Your goal: Show all lines of the listing that hold the word "Password".
= = = = =
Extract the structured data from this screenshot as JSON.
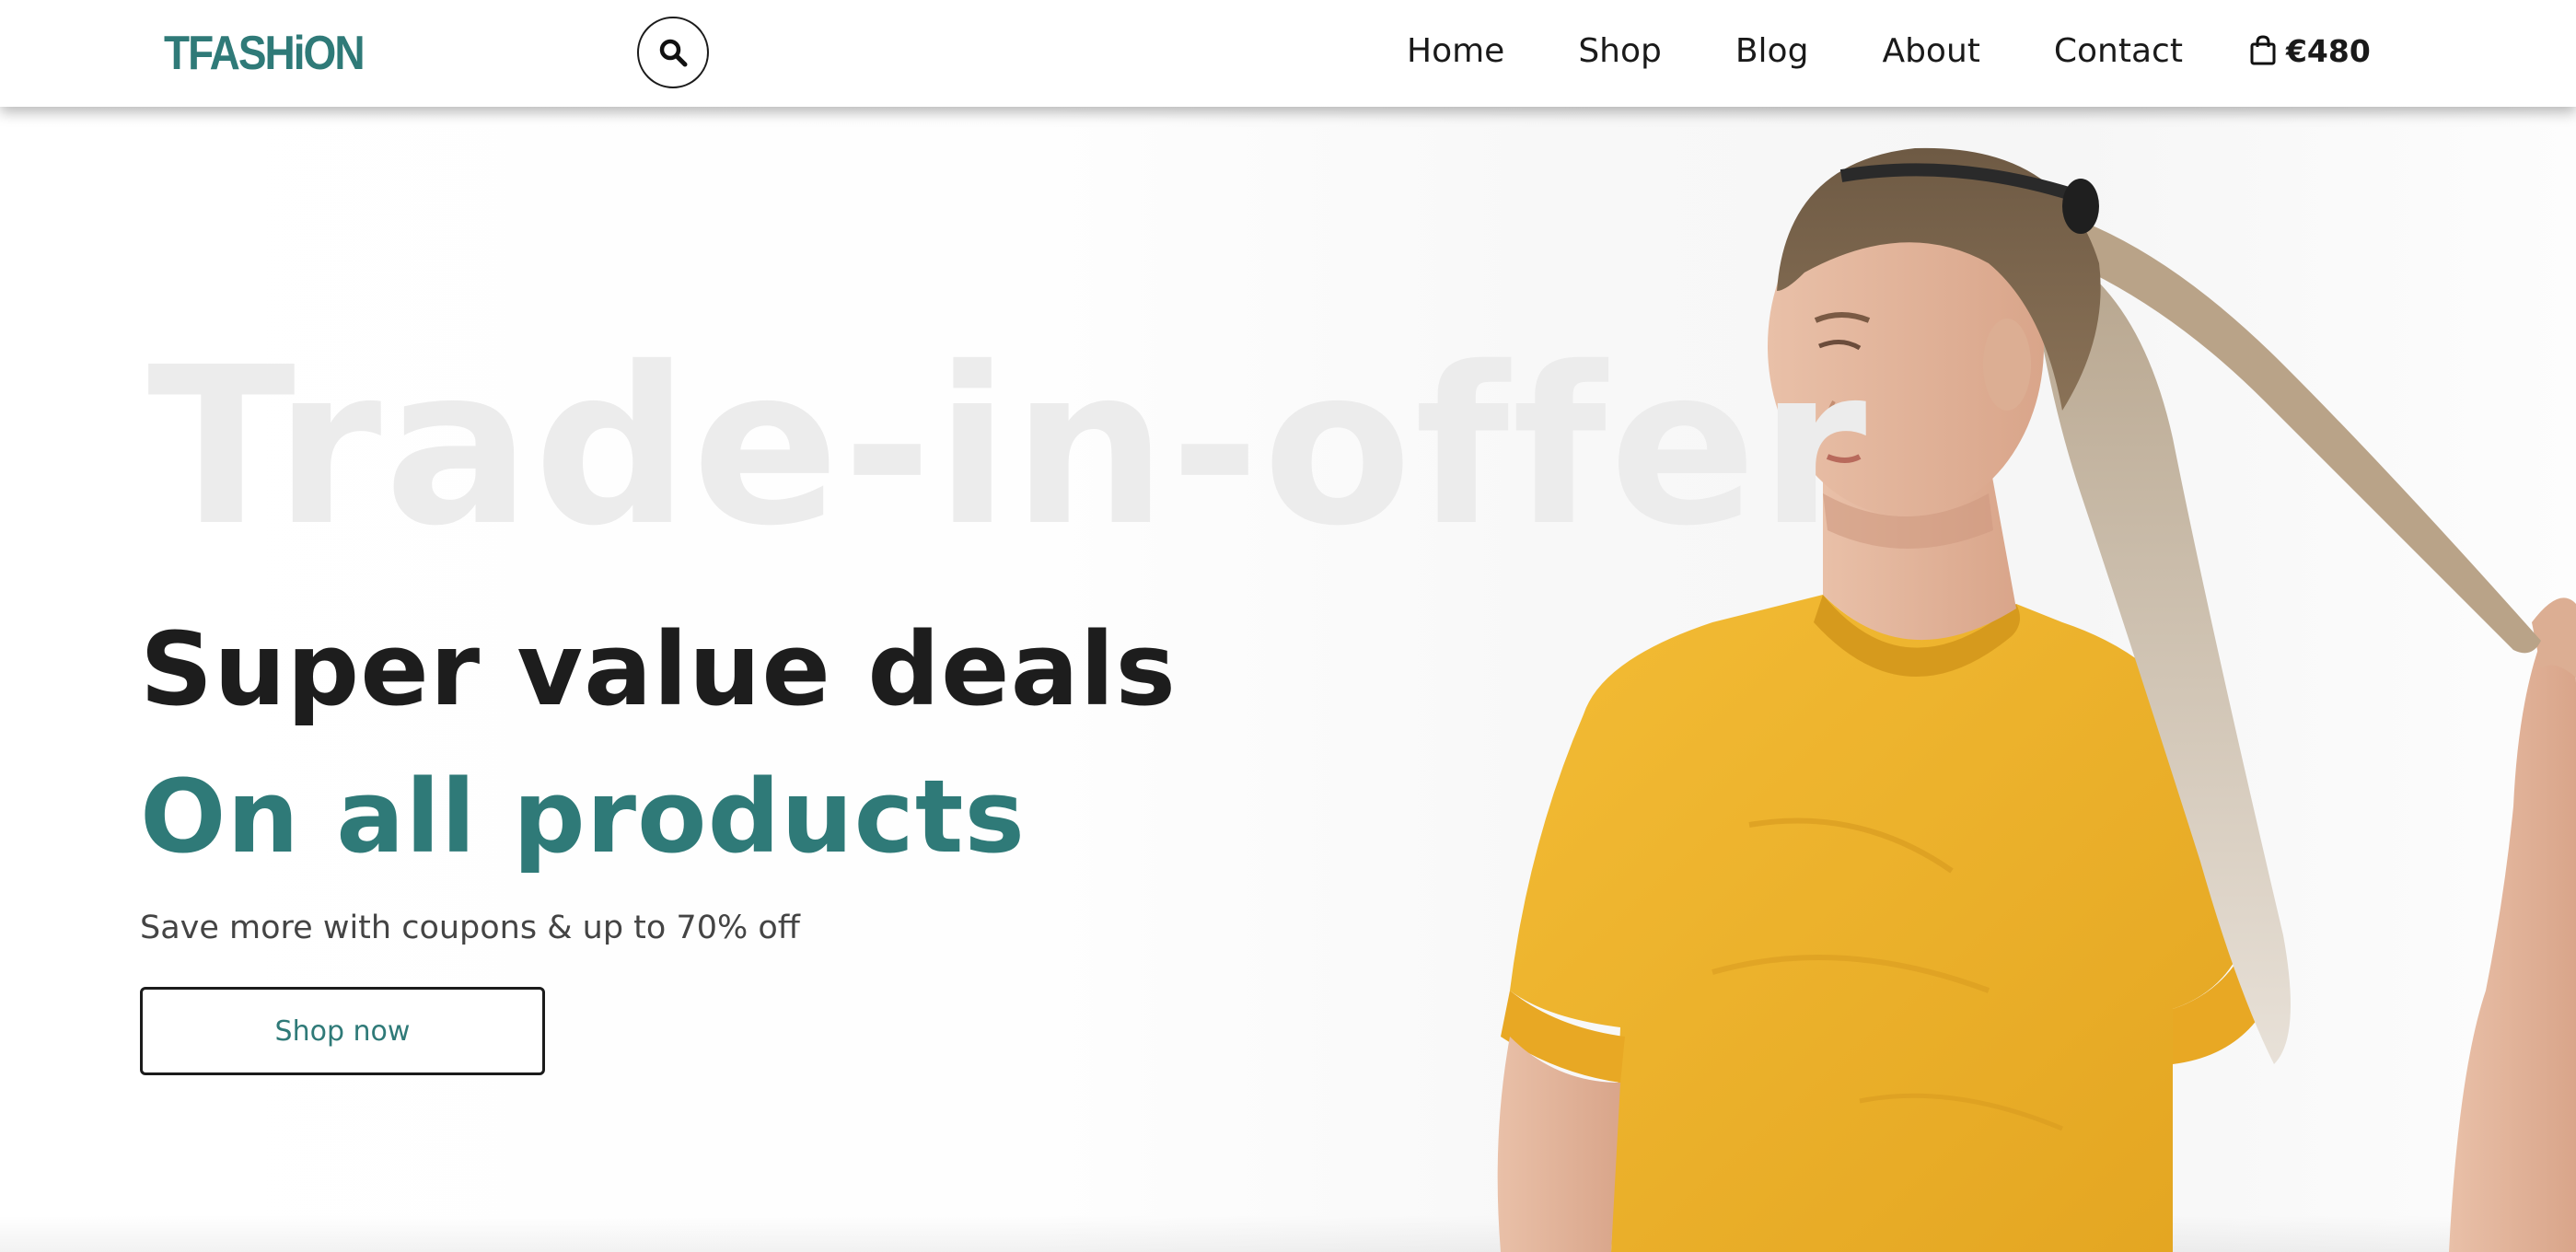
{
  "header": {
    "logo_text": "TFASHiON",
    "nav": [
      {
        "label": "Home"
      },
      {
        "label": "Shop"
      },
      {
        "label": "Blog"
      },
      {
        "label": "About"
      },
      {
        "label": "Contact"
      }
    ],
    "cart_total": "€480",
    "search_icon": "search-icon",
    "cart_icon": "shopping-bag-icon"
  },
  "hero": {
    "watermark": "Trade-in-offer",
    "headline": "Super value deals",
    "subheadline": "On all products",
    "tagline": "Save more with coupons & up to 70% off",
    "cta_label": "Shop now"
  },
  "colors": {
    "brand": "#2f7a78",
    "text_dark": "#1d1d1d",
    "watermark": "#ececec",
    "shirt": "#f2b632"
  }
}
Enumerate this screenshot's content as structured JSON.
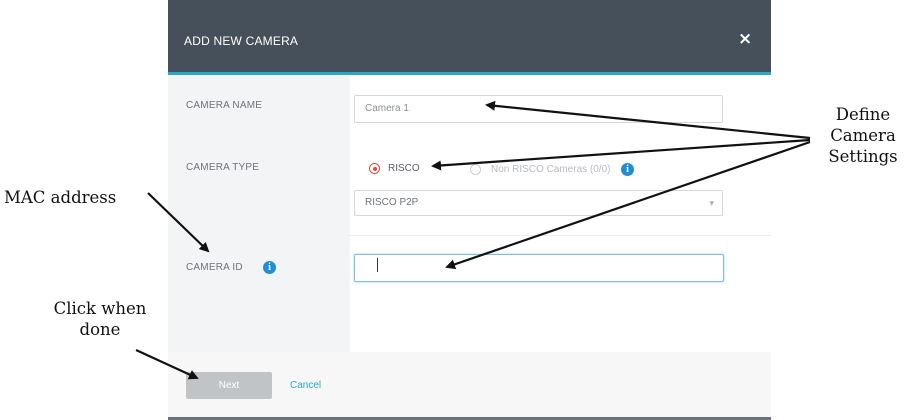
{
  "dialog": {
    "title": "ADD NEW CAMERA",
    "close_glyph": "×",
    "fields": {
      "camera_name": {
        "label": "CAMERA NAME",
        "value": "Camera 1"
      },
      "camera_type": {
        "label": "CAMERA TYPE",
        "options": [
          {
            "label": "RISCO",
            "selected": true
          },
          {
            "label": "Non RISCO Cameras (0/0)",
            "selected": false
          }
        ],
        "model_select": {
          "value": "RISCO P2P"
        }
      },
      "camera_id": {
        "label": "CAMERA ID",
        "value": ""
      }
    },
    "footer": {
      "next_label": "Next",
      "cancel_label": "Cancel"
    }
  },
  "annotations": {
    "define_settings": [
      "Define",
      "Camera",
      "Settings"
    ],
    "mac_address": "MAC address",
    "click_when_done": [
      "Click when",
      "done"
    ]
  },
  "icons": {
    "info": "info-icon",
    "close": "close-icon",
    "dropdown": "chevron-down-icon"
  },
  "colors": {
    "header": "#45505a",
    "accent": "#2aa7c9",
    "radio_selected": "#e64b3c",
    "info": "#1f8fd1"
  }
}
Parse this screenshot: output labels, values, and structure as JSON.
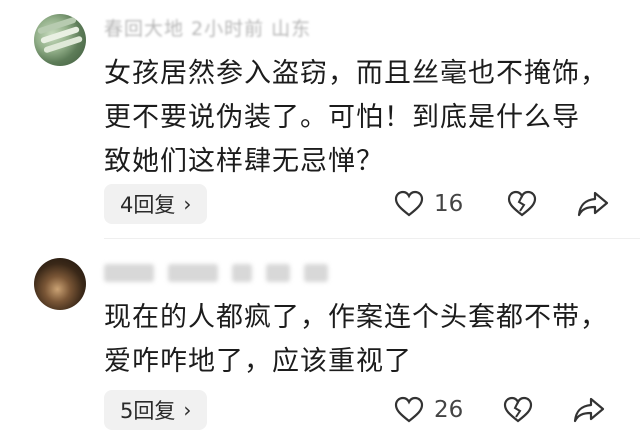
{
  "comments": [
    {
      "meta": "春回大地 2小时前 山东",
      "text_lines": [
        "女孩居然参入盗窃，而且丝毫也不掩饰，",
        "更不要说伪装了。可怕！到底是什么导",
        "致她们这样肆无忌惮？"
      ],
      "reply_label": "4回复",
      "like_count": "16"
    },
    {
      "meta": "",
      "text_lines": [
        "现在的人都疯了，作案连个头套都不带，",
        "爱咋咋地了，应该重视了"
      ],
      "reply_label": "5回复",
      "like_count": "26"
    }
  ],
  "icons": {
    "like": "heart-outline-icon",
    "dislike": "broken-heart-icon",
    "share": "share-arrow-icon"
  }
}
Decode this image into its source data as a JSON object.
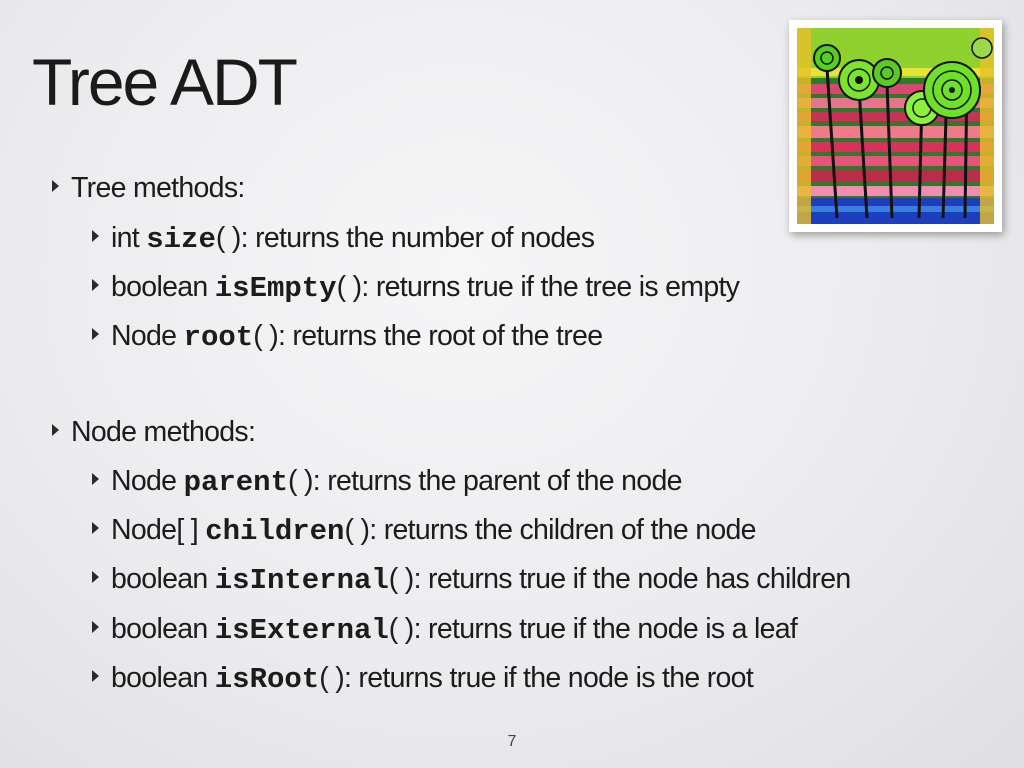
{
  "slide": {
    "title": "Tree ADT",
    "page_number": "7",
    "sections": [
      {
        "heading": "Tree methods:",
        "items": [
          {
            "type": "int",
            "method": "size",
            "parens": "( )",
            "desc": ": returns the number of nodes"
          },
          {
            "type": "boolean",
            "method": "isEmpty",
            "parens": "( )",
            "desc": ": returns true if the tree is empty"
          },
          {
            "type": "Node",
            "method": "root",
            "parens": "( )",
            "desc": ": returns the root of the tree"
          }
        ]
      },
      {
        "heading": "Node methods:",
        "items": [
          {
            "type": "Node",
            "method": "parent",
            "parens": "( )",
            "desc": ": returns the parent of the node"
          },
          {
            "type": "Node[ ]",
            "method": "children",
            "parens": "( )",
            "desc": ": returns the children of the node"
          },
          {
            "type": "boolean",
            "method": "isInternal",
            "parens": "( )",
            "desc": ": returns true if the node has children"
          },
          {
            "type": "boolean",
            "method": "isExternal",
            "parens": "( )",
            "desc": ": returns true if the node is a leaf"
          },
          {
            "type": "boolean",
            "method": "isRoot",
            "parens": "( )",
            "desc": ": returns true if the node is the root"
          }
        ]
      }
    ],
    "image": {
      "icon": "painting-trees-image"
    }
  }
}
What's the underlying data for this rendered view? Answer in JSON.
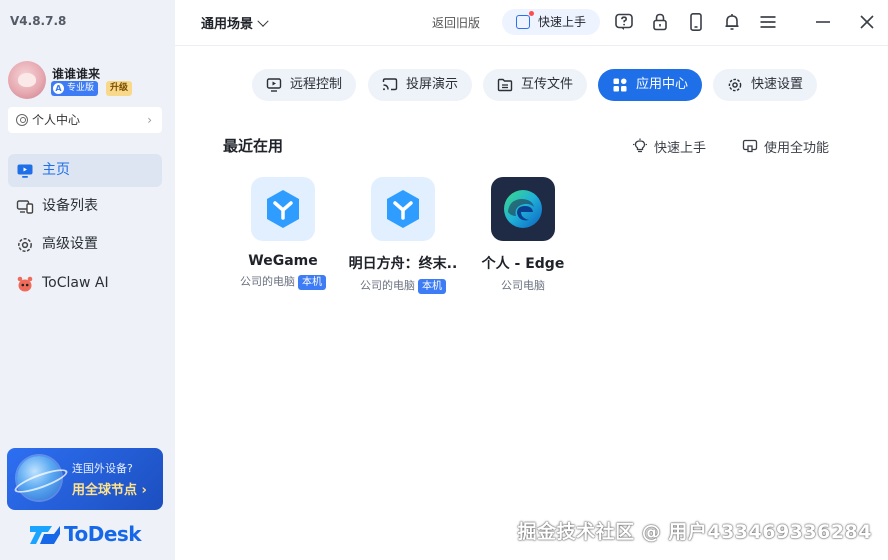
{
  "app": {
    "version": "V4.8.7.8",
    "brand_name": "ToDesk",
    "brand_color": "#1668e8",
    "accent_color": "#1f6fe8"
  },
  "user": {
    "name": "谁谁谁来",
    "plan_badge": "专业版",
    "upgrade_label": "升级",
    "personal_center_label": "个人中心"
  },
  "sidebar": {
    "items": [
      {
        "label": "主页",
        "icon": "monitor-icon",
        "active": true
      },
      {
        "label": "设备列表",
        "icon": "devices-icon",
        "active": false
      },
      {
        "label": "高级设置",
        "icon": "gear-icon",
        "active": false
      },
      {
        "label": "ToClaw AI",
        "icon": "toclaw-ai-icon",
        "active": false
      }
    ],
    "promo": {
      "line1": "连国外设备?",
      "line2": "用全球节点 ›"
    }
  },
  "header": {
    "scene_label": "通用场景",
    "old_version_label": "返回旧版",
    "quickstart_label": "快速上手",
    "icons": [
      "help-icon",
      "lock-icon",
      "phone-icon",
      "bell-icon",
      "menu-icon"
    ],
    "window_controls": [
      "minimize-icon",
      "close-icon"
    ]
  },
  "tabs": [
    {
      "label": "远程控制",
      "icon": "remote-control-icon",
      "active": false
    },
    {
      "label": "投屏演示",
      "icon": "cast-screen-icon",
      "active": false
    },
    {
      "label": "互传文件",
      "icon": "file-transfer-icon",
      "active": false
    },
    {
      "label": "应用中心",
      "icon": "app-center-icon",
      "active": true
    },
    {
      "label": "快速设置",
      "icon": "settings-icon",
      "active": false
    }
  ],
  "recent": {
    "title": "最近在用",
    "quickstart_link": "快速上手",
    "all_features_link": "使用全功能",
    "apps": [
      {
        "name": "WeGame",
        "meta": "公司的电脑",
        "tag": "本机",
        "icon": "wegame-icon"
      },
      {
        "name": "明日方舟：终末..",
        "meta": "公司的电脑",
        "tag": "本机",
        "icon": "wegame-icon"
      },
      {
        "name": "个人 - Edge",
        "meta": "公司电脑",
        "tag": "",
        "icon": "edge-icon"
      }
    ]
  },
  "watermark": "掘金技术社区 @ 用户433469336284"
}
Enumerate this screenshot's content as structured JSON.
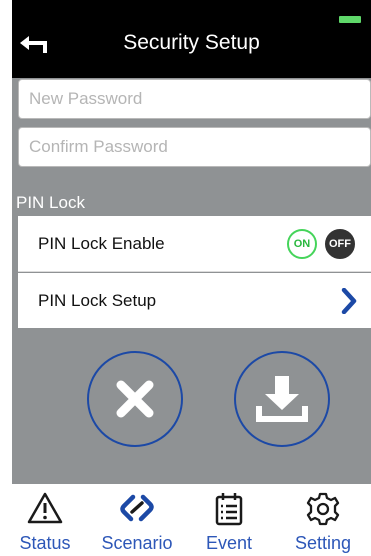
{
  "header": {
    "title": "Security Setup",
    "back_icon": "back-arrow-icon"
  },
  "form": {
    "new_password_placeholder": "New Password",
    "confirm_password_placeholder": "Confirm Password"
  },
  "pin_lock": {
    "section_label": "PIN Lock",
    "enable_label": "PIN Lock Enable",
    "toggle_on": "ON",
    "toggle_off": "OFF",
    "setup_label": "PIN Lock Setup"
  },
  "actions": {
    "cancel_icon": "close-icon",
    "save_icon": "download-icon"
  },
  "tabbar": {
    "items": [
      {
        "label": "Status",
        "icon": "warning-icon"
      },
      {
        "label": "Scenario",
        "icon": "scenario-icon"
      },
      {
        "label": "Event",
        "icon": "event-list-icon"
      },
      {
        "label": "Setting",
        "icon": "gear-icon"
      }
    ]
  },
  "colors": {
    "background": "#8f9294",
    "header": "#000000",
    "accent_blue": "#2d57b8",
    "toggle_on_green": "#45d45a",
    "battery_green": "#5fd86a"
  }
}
= = = = =
Task output:
    "new_password_placeholder": "New Password",
    "confirm_password_placeholder": "Confirm Password"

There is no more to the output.